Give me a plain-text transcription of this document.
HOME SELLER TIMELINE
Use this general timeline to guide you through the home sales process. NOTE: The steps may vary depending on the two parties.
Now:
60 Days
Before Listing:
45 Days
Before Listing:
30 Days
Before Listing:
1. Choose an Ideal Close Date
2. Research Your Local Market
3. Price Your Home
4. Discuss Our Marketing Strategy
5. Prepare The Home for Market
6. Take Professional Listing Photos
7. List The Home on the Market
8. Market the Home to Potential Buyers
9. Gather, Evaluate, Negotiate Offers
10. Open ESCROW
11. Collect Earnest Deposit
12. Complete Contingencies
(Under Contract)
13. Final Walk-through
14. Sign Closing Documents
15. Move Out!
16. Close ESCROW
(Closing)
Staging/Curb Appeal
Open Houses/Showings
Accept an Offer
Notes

• _WHAT IS EXPECTED_
Output the records exactly, including every line.

• _SOLVED EXERCISE_
Give me a plain-text transcription of this document.
HOME SELLER TIMELINE
Use this general timeline to guide you through the home sales process. NOTE: The steps may vary depending on the two parties.
Now:
60 Days
Before Listing:
45 Days
Before Listing:
30 Days
Before Listing:
1. Choose an Ideal Close Date
2. Research Your Local Market
3. Price Your Home
4. Discuss Our Marketing Strategy
5. Prepare The Home for Market
6. Take Professional Listing Photos
7. List The Home on the Market
8. Market the Home to Potential Buyers
9. Gather, Evaluate, Negotiate Offers
10. Open ESCROW
11. Collect Earnest Deposit
12. Complete Contingencies
(Under Contract)
13. Final Walk-through
14. Sign Closing Documents
15. Move Out!
16. Close ESCROW
(Closing)
Staging/Curb Appeal
Open Houses/Showings
Accept an Offer
Notes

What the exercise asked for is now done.